# EXERCISE DESCRIPTION
Only the number is wanted: count the lines that contain "subtitle".
-- START --
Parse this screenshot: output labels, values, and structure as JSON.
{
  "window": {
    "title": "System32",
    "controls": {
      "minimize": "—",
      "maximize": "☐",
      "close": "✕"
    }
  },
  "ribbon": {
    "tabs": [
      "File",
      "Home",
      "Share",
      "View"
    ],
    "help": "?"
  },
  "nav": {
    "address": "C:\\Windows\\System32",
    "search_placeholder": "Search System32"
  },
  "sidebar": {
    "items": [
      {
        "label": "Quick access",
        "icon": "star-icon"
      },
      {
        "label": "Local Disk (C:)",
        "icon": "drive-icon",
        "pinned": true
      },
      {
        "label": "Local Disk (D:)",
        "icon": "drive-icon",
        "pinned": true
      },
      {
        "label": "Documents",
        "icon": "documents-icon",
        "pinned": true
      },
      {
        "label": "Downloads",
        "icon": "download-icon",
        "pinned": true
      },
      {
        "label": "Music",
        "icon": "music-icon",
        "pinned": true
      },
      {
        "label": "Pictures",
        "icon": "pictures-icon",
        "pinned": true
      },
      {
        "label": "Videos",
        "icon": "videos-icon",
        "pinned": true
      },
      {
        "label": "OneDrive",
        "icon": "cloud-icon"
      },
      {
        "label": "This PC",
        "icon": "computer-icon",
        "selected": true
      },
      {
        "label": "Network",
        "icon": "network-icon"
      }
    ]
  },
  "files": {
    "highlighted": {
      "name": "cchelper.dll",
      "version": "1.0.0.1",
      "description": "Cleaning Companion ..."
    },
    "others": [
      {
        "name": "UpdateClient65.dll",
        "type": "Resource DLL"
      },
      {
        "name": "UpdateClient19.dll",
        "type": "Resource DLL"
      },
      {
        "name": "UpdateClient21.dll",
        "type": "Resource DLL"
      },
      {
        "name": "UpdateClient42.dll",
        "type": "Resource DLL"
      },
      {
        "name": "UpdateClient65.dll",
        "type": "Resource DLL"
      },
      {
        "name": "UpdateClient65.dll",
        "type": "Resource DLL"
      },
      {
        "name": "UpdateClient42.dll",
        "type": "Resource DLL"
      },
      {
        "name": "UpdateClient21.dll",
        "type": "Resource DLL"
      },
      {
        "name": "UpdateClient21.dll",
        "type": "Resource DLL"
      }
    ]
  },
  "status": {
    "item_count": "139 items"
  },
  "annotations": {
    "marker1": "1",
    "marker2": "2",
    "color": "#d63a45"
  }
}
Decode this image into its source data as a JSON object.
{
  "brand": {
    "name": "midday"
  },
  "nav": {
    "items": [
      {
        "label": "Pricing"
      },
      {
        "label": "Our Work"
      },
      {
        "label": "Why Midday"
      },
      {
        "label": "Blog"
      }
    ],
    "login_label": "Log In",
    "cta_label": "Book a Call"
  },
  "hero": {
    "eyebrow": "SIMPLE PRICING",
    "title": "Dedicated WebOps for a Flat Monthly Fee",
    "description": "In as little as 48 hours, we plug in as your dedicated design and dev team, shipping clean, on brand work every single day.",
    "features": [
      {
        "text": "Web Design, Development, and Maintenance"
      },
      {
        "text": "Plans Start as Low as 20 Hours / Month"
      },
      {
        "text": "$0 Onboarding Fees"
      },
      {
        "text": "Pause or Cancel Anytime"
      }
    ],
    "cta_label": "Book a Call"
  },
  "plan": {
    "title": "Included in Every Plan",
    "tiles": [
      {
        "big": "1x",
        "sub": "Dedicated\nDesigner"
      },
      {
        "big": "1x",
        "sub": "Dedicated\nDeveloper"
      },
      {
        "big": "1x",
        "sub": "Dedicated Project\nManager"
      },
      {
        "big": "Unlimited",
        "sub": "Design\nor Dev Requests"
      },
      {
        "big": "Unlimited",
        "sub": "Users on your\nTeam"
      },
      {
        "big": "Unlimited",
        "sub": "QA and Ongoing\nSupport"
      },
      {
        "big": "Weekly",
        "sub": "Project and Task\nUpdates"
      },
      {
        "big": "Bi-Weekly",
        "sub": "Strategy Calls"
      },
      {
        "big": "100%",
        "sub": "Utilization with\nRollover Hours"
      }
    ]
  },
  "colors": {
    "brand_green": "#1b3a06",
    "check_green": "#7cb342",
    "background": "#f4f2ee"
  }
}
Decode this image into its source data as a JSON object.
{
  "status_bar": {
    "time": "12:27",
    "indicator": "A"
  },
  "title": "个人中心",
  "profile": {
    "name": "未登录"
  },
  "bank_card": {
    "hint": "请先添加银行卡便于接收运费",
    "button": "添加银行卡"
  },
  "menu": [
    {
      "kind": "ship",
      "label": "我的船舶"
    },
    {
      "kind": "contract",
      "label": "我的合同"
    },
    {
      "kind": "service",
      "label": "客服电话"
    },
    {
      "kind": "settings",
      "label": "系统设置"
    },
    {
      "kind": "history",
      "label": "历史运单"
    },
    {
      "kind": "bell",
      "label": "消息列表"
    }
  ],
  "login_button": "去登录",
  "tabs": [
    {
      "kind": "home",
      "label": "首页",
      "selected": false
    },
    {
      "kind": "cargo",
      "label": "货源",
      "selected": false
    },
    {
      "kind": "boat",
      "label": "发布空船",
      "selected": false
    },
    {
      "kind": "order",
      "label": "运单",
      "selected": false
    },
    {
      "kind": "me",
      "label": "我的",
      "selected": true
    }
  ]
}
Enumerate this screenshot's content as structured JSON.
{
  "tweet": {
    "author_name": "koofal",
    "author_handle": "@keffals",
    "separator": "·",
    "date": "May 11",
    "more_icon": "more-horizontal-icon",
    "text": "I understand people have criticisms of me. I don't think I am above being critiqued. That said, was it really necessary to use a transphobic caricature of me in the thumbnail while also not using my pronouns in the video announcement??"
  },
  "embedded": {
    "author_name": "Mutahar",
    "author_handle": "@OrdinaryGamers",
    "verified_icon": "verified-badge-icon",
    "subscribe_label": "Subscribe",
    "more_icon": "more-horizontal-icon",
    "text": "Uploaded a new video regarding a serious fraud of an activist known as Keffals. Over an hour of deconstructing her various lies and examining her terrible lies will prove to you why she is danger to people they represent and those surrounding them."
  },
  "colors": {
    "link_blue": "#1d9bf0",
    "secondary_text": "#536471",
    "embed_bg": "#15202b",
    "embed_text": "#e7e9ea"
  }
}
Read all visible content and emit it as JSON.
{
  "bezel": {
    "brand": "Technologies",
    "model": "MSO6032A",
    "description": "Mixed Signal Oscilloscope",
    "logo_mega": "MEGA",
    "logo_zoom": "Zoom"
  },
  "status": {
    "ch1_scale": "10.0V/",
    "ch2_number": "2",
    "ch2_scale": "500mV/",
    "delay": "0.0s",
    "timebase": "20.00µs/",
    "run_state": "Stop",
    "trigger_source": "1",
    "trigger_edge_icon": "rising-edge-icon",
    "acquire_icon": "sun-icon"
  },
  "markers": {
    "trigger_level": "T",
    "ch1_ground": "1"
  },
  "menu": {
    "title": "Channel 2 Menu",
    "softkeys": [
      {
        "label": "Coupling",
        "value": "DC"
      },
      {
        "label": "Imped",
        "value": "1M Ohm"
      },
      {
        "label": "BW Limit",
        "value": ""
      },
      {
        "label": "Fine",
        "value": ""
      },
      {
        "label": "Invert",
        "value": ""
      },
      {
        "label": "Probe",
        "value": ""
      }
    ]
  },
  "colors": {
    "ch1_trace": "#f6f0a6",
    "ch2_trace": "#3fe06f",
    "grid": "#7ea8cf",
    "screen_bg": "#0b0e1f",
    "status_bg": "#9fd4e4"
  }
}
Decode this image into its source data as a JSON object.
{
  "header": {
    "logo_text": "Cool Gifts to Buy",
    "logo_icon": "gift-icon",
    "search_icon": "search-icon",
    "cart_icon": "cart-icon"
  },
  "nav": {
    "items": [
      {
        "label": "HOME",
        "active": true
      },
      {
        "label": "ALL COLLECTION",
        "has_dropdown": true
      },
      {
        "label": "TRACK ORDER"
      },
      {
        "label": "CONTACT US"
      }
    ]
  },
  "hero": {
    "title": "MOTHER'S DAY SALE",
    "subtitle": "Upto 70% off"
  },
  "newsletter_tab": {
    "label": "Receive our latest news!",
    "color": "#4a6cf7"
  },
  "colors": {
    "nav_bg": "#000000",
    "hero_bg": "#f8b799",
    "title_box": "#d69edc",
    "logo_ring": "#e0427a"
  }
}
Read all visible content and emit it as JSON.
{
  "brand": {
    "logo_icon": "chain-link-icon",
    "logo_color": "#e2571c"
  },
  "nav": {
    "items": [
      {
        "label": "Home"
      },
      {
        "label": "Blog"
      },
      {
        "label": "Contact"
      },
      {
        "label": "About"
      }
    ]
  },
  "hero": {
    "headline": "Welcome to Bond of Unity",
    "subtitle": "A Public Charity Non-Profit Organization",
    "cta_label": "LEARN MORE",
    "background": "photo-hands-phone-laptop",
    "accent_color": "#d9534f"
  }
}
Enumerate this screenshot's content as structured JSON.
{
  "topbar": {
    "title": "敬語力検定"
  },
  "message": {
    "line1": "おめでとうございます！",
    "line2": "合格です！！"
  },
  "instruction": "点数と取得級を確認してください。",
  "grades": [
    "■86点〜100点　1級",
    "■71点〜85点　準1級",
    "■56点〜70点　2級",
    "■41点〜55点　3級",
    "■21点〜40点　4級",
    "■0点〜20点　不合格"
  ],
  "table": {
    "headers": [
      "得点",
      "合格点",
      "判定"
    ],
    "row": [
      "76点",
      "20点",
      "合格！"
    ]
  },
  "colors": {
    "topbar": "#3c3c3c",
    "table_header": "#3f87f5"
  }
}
-- END --
# RESPONSE TO THIS EXERCISE
2